Task to carry out ▸
From the entries below, count the lines with "this". Write only the count.
== Records supplied ==
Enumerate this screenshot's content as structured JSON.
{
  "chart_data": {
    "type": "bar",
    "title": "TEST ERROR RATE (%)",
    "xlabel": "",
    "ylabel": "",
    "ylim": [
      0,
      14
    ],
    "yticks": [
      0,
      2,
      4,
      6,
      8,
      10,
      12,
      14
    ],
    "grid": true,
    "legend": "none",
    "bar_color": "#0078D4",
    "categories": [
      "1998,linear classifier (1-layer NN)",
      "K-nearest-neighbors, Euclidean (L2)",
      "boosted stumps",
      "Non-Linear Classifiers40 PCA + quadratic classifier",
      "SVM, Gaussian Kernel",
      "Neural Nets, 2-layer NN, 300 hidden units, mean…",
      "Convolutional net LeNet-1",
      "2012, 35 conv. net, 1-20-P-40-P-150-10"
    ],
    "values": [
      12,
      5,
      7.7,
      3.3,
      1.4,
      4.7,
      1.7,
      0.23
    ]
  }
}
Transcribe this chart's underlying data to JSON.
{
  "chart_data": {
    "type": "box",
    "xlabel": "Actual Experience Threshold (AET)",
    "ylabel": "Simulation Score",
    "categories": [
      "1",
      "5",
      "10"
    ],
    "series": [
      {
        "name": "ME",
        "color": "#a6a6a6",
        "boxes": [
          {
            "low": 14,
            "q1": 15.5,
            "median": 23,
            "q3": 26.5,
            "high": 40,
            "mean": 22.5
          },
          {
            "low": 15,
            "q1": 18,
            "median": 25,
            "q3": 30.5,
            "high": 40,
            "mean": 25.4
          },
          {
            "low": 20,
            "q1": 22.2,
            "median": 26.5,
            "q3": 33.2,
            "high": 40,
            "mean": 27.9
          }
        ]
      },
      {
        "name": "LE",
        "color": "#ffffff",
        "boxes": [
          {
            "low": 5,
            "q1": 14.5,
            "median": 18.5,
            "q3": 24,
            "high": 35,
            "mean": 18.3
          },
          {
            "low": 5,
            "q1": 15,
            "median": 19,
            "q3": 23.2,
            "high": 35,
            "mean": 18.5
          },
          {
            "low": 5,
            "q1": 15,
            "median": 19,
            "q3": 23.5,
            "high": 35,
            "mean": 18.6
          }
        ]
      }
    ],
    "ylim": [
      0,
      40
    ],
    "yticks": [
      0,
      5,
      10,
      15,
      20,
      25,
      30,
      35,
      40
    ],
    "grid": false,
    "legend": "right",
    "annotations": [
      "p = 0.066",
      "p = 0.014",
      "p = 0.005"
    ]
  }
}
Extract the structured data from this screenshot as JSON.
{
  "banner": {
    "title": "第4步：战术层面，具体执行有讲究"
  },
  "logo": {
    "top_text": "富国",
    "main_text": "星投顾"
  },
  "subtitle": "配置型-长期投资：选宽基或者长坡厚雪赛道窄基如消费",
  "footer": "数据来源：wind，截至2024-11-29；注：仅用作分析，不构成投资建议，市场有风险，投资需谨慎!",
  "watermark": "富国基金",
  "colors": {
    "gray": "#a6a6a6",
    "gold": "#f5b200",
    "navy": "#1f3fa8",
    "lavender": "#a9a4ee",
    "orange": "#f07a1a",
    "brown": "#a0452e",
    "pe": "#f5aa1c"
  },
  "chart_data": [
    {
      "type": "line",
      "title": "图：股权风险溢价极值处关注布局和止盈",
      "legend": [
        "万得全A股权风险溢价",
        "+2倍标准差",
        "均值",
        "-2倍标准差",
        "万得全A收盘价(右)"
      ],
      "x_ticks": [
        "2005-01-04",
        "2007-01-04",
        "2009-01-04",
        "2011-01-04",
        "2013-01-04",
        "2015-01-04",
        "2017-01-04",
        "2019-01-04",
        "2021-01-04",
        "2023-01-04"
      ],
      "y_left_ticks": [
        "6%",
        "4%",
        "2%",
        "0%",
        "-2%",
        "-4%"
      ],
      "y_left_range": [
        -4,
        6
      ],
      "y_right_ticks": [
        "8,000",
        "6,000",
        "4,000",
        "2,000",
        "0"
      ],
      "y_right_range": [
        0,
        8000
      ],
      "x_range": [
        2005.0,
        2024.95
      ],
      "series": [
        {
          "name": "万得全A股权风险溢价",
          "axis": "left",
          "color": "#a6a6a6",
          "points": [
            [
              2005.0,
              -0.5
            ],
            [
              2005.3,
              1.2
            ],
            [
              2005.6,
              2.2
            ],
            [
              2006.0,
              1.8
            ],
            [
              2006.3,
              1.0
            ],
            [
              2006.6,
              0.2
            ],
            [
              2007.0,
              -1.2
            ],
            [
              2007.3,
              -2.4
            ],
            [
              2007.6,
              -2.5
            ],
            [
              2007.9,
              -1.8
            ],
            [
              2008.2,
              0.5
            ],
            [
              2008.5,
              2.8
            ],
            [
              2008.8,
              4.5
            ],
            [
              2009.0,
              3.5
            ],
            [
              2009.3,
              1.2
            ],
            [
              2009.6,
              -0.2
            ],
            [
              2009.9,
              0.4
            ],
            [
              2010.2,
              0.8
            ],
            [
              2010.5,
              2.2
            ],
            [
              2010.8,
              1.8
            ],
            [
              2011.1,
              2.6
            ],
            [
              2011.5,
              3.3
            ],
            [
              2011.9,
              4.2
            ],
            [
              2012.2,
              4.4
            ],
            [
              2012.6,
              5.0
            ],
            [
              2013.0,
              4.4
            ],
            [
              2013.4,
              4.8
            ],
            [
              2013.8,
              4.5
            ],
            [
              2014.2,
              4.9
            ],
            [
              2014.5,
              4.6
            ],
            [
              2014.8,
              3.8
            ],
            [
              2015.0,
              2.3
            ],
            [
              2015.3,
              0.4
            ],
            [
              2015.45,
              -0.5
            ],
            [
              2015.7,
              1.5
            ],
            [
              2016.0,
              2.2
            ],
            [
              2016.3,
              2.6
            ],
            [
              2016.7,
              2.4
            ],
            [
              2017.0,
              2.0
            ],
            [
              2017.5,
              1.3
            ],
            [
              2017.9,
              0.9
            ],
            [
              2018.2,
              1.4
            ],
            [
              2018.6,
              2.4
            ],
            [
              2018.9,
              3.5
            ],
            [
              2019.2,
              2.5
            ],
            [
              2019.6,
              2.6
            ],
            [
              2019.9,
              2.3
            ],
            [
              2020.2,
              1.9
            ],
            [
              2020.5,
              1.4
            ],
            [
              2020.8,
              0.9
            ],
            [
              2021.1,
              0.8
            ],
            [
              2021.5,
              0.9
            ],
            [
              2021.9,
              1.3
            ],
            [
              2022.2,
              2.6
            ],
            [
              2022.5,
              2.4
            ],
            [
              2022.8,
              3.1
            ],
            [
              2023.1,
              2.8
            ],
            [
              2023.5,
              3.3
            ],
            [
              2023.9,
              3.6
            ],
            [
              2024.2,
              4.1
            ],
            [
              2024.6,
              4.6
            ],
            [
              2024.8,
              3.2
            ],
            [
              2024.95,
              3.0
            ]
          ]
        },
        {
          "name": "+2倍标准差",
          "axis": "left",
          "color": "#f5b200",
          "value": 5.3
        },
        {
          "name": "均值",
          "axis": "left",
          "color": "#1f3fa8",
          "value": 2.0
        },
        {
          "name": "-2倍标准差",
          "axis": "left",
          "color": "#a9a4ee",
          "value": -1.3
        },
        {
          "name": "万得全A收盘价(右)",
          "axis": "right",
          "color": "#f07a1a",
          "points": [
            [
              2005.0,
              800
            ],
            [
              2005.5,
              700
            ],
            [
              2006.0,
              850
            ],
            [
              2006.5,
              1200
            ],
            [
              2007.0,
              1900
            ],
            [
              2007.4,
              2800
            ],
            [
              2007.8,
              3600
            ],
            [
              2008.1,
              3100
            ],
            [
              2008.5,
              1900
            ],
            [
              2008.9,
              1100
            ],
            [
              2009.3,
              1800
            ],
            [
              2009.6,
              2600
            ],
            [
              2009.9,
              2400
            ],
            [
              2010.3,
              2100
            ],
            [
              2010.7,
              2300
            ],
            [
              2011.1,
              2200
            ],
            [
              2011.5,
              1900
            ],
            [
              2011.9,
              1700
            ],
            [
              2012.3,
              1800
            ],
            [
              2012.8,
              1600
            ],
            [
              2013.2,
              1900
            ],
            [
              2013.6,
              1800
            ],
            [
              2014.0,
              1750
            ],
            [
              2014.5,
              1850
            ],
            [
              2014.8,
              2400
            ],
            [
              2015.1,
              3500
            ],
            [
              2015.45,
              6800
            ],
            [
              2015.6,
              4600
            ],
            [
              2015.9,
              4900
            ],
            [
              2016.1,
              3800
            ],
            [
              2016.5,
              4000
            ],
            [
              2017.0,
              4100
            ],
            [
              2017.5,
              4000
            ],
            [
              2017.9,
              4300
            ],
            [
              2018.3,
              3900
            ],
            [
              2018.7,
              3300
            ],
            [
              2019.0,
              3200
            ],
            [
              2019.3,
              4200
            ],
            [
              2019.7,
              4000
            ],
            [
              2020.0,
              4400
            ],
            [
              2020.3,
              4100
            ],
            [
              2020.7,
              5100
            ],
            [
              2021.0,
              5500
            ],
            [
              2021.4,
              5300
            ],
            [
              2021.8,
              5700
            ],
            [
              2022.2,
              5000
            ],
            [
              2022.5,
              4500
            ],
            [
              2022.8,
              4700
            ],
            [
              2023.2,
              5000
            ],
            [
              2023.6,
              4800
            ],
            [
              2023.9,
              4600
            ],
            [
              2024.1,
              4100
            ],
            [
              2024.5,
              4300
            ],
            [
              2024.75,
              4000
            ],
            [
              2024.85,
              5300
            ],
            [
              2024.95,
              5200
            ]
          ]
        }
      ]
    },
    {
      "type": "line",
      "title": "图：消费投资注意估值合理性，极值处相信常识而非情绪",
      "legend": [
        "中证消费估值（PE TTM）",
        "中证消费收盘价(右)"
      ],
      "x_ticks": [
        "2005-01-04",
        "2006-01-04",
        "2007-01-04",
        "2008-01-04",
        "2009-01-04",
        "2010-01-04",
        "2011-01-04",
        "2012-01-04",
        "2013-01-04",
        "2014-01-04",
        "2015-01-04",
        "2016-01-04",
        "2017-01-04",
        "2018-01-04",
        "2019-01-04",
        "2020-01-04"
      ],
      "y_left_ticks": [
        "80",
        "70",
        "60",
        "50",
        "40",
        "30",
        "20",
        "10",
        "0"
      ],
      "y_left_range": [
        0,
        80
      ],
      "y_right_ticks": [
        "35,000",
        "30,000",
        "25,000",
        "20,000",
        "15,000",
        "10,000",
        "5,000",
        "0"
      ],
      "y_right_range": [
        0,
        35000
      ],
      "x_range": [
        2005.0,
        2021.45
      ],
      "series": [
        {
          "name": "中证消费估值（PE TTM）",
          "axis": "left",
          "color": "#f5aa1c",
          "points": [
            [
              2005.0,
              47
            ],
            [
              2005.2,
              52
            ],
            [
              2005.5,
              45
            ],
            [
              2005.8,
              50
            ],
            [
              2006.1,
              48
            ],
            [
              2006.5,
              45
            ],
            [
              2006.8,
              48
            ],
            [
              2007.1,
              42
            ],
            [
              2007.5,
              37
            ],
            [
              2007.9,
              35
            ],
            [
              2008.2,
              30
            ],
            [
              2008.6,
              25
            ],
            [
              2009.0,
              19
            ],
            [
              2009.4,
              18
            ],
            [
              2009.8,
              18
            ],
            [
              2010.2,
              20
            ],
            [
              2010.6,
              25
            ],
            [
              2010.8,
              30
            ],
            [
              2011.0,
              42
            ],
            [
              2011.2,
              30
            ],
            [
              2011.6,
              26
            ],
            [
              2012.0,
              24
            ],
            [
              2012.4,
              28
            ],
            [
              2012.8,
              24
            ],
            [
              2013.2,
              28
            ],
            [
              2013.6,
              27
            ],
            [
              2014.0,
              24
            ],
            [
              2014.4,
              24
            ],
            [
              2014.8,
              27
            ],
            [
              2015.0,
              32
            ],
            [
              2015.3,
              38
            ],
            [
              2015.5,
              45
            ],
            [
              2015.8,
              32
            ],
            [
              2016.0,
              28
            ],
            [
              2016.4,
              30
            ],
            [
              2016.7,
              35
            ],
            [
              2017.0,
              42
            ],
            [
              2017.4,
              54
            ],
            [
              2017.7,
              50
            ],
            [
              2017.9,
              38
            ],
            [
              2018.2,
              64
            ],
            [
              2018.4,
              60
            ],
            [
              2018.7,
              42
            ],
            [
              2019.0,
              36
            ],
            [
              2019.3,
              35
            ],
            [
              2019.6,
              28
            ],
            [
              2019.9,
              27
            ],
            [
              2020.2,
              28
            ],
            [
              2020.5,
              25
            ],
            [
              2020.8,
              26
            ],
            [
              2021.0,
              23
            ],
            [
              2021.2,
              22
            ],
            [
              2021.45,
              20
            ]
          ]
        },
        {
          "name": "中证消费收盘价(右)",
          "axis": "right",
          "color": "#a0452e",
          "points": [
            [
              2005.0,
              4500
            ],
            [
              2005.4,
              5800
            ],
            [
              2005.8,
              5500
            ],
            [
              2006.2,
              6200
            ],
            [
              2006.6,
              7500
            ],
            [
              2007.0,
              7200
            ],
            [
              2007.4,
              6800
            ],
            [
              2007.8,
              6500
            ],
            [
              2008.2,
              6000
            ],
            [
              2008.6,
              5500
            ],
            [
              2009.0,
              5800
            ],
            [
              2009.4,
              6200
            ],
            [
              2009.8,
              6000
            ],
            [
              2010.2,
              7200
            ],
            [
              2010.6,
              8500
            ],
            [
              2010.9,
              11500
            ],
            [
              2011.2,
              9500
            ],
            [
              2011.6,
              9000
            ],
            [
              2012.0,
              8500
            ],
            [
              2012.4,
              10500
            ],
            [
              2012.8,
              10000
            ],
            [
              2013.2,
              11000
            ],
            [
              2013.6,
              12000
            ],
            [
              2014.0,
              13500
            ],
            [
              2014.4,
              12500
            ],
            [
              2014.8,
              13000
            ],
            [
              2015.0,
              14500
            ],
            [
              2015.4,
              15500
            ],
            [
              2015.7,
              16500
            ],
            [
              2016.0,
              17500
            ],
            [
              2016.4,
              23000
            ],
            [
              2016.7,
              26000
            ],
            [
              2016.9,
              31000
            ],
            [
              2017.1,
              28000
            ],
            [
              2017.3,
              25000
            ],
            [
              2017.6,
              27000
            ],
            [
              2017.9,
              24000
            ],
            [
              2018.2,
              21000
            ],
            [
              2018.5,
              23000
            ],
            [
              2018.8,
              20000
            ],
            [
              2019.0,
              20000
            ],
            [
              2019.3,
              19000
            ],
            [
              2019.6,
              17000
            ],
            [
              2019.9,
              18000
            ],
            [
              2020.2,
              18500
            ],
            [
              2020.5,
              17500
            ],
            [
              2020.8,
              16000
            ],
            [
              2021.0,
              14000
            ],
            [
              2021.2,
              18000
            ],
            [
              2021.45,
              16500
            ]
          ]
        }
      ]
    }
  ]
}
===
Complete answer ▸
3